→ MATERIAL:

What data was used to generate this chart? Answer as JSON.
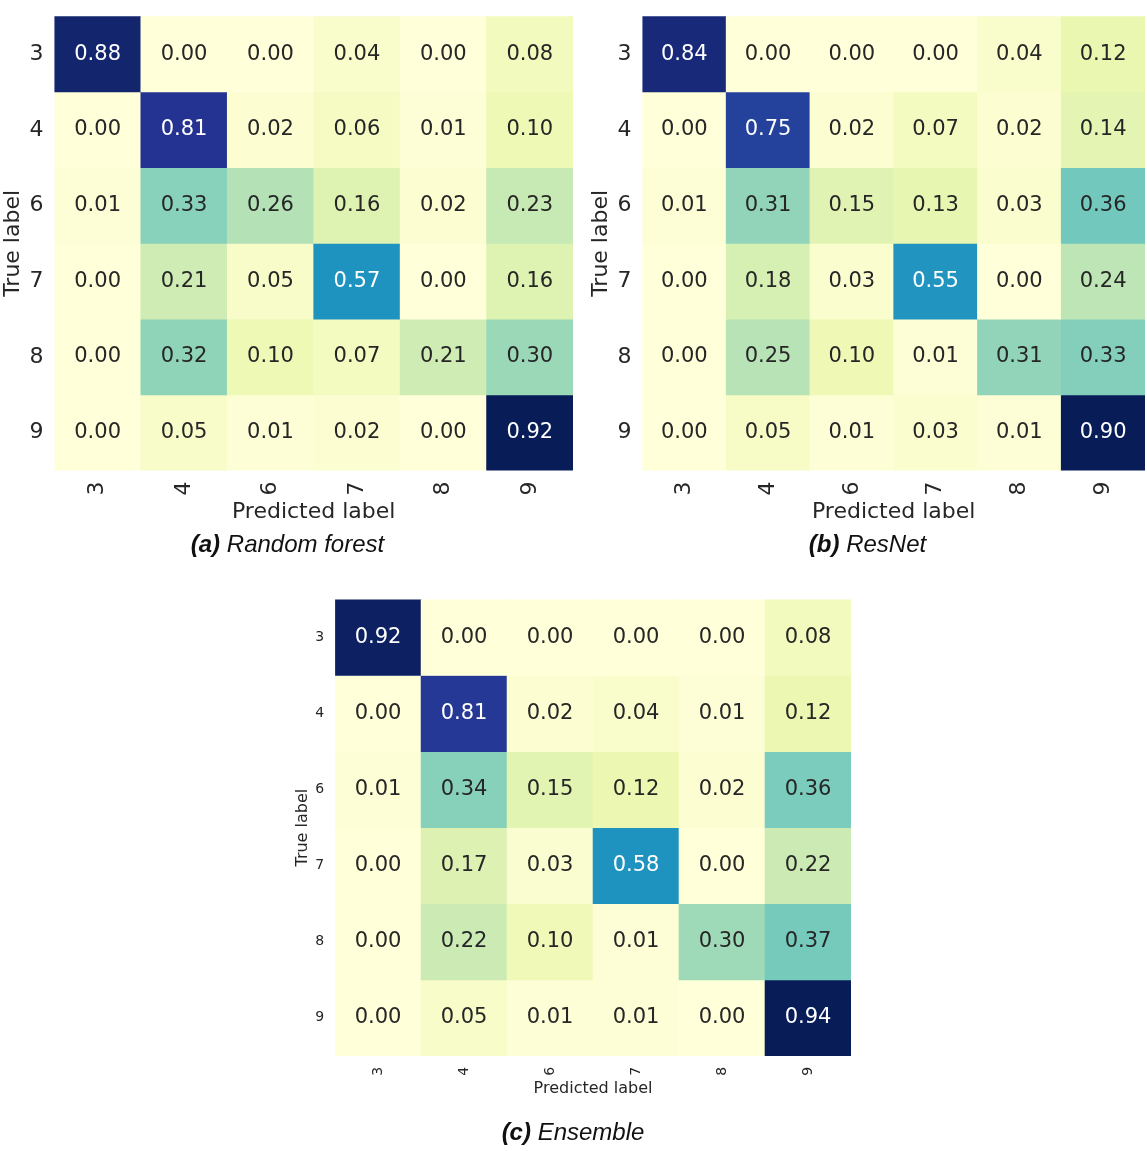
{
  "chart_data": [
    {
      "type": "heatmap",
      "title": "(a) Random forest",
      "xlabel": "Predicted label",
      "ylabel": "True label",
      "categories": [
        "3",
        "4",
        "6",
        "7",
        "8",
        "9"
      ],
      "y_categories": [
        "3",
        "4",
        "6",
        "7",
        "8",
        "9"
      ],
      "cells": [
        [
          0.88,
          0.0,
          0.0,
          0.04,
          0.0,
          0.08
        ],
        [
          0.0,
          0.81,
          0.02,
          0.06,
          0.01,
          0.1
        ],
        [
          0.01,
          0.33,
          0.26,
          0.16,
          0.02,
          0.23
        ],
        [
          0.0,
          0.21,
          0.05,
          0.57,
          0.0,
          0.16
        ],
        [
          0.0,
          0.32,
          0.1,
          0.07,
          0.21,
          0.3
        ],
        [
          0.0,
          0.05,
          0.01,
          0.02,
          0.0,
          0.92
        ]
      ],
      "cell_labels": [
        [
          "0.88",
          "0.00",
          "0.00",
          "0.04",
          "0.00",
          "0.08"
        ],
        [
          "0.00",
          "0.81",
          "0.02",
          "0.06",
          "0.01",
          "0.10"
        ],
        [
          "0.01",
          "0.33",
          "0.26",
          "0.16",
          "0.02",
          "0.23"
        ],
        [
          "0.00",
          "0.21",
          "0.05",
          "0.57",
          "0.00",
          "0.16"
        ],
        [
          "0.00",
          "0.32",
          "0.10",
          "0.07",
          "0.21",
          "0.30"
        ],
        [
          "0.00",
          "0.05",
          "0.01",
          "0.02",
          "0.00",
          "0.92"
        ]
      ]
    },
    {
      "type": "heatmap",
      "title": "(b) ResNet",
      "xlabel": "Predicted label",
      "ylabel": "True label",
      "categories": [
        "3",
        "4",
        "6",
        "7",
        "8",
        "9"
      ],
      "y_categories": [
        "3",
        "4",
        "6",
        "7",
        "8",
        "9"
      ],
      "cells": [
        [
          0.84,
          0.0,
          0.0,
          0.0,
          0.04,
          0.12
        ],
        [
          0.0,
          0.75,
          0.02,
          0.07,
          0.02,
          0.14
        ],
        [
          0.01,
          0.31,
          0.15,
          0.13,
          0.03,
          0.36
        ],
        [
          0.0,
          0.18,
          0.03,
          0.55,
          0.0,
          0.24
        ],
        [
          0.0,
          0.25,
          0.1,
          0.01,
          0.31,
          0.33
        ],
        [
          0.0,
          0.05,
          0.01,
          0.03,
          0.01,
          0.9
        ]
      ],
      "cell_labels": [
        [
          "0.84",
          "0.00",
          "0.00",
          "0.00",
          "0.04",
          "0.12"
        ],
        [
          "0.00",
          "0.75",
          "0.02",
          "0.07",
          "0.02",
          "0.14"
        ],
        [
          "0.01",
          "0.31",
          "0.15",
          "0.13",
          "0.03",
          "0.36"
        ],
        [
          "0.00",
          "0.18",
          "0.03",
          "0.55",
          "0.00",
          "0.24"
        ],
        [
          "0.00",
          "0.25",
          "0.10",
          "0.01",
          "0.31",
          "0.33"
        ],
        [
          "0.00",
          "0.05",
          "0.01",
          "0.03",
          "0.01",
          "0.90"
        ]
      ]
    },
    {
      "type": "heatmap",
      "title": "(c) Ensemble",
      "xlabel": "Predicted label",
      "ylabel": "True label",
      "categories": [
        "3",
        "4",
        "6",
        "7",
        "8",
        "9"
      ],
      "y_categories": [
        "3",
        "4",
        "6",
        "7",
        "8",
        "9"
      ],
      "cells": [
        [
          0.92,
          0.0,
          0.0,
          0.0,
          0.0,
          0.08
        ],
        [
          0.0,
          0.81,
          0.02,
          0.04,
          0.01,
          0.12
        ],
        [
          0.01,
          0.34,
          0.15,
          0.12,
          0.02,
          0.36
        ],
        [
          0.0,
          0.17,
          0.03,
          0.58,
          0.0,
          0.22
        ],
        [
          0.0,
          0.22,
          0.1,
          0.01,
          0.3,
          0.37
        ],
        [
          0.0,
          0.05,
          0.01,
          0.01,
          0.0,
          0.94
        ]
      ],
      "cell_labels": [
        [
          "0.92",
          "0.00",
          "0.00",
          "0.00",
          "0.00",
          "0.08"
        ],
        [
          "0.00",
          "0.81",
          "0.02",
          "0.04",
          "0.01",
          "0.12"
        ],
        [
          "0.01",
          "0.34",
          "0.15",
          "0.12",
          "0.02",
          "0.36"
        ],
        [
          "0.00",
          "0.17",
          "0.03",
          "0.58",
          "0.00",
          "0.22"
        ],
        [
          "0.00",
          "0.22",
          "0.10",
          "0.01",
          "0.30",
          "0.37"
        ],
        [
          "0.00",
          "0.05",
          "0.01",
          "0.01",
          "0.00",
          "0.94"
        ]
      ]
    }
  ]
}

→ WRITTEN INSTRUCTION:
Repeat all the data as it stands, dropping any images it holds.

→ THE RESPONSE:
What data was used to generate this chart? Answer as JSON.
{
  "chart_data": [
    {
      "type": "heatmap",
      "title": "(a) Random forest",
      "xlabel": "Predicted label",
      "ylabel": "True label",
      "categories": [
        "3",
        "4",
        "6",
        "7",
        "8",
        "9"
      ],
      "y_categories": [
        "3",
        "4",
        "6",
        "7",
        "8",
        "9"
      ],
      "cells": [
        [
          0.88,
          0.0,
          0.0,
          0.04,
          0.0,
          0.08
        ],
        [
          0.0,
          0.81,
          0.02,
          0.06,
          0.01,
          0.1
        ],
        [
          0.01,
          0.33,
          0.26,
          0.16,
          0.02,
          0.23
        ],
        [
          0.0,
          0.21,
          0.05,
          0.57,
          0.0,
          0.16
        ],
        [
          0.0,
          0.32,
          0.1,
          0.07,
          0.21,
          0.3
        ],
        [
          0.0,
          0.05,
          0.01,
          0.02,
          0.0,
          0.92
        ]
      ],
      "cell_labels": [
        [
          "0.88",
          "0.00",
          "0.00",
          "0.04",
          "0.00",
          "0.08"
        ],
        [
          "0.00",
          "0.81",
          "0.02",
          "0.06",
          "0.01",
          "0.10"
        ],
        [
          "0.01",
          "0.33",
          "0.26",
          "0.16",
          "0.02",
          "0.23"
        ],
        [
          "0.00",
          "0.21",
          "0.05",
          "0.57",
          "0.00",
          "0.16"
        ],
        [
          "0.00",
          "0.32",
          "0.10",
          "0.07",
          "0.21",
          "0.30"
        ],
        [
          "0.00",
          "0.05",
          "0.01",
          "0.02",
          "0.00",
          "0.92"
        ]
      ]
    },
    {
      "type": "heatmap",
      "title": "(b) ResNet",
      "xlabel": "Predicted label",
      "ylabel": "True label",
      "categories": [
        "3",
        "4",
        "6",
        "7",
        "8",
        "9"
      ],
      "y_categories": [
        "3",
        "4",
        "6",
        "7",
        "8",
        "9"
      ],
      "cells": [
        [
          0.84,
          0.0,
          0.0,
          0.0,
          0.04,
          0.12
        ],
        [
          0.0,
          0.75,
          0.02,
          0.07,
          0.02,
          0.14
        ],
        [
          0.01,
          0.31,
          0.15,
          0.13,
          0.03,
          0.36
        ],
        [
          0.0,
          0.18,
          0.03,
          0.55,
          0.0,
          0.24
        ],
        [
          0.0,
          0.25,
          0.1,
          0.01,
          0.31,
          0.33
        ],
        [
          0.0,
          0.05,
          0.01,
          0.03,
          0.01,
          0.9
        ]
      ],
      "cell_labels": [
        [
          "0.84",
          "0.00",
          "0.00",
          "0.00",
          "0.04",
          "0.12"
        ],
        [
          "0.00",
          "0.75",
          "0.02",
          "0.07",
          "0.02",
          "0.14"
        ],
        [
          "0.01",
          "0.31",
          "0.15",
          "0.13",
          "0.03",
          "0.36"
        ],
        [
          "0.00",
          "0.18",
          "0.03",
          "0.55",
          "0.00",
          "0.24"
        ],
        [
          "0.00",
          "0.25",
          "0.10",
          "0.01",
          "0.31",
          "0.33"
        ],
        [
          "0.00",
          "0.05",
          "0.01",
          "0.03",
          "0.01",
          "0.90"
        ]
      ]
    },
    {
      "type": "heatmap",
      "title": "(c) Ensemble",
      "xlabel": "Predicted label",
      "ylabel": "True label",
      "categories": [
        "3",
        "4",
        "6",
        "7",
        "8",
        "9"
      ],
      "y_categories": [
        "3",
        "4",
        "6",
        "7",
        "8",
        "9"
      ],
      "cells": [
        [
          0.92,
          0.0,
          0.0,
          0.0,
          0.0,
          0.08
        ],
        [
          0.0,
          0.81,
          0.02,
          0.04,
          0.01,
          0.12
        ],
        [
          0.01,
          0.34,
          0.15,
          0.12,
          0.02,
          0.36
        ],
        [
          0.0,
          0.17,
          0.03,
          0.58,
          0.0,
          0.22
        ],
        [
          0.0,
          0.22,
          0.1,
          0.01,
          0.3,
          0.37
        ],
        [
          0.0,
          0.05,
          0.01,
          0.01,
          0.0,
          0.94
        ]
      ],
      "cell_labels": [
        [
          "0.92",
          "0.00",
          "0.00",
          "0.00",
          "0.00",
          "0.08"
        ],
        [
          "0.00",
          "0.81",
          "0.02",
          "0.04",
          "0.01",
          "0.12"
        ],
        [
          "0.01",
          "0.34",
          "0.15",
          "0.12",
          "0.02",
          "0.36"
        ],
        [
          "0.00",
          "0.17",
          "0.03",
          "0.58",
          "0.00",
          "0.22"
        ],
        [
          "0.00",
          "0.22",
          "0.10",
          "0.01",
          "0.30",
          "0.37"
        ],
        [
          "0.00",
          "0.05",
          "0.01",
          "0.01",
          "0.00",
          "0.94"
        ]
      ]
    }
  ]
}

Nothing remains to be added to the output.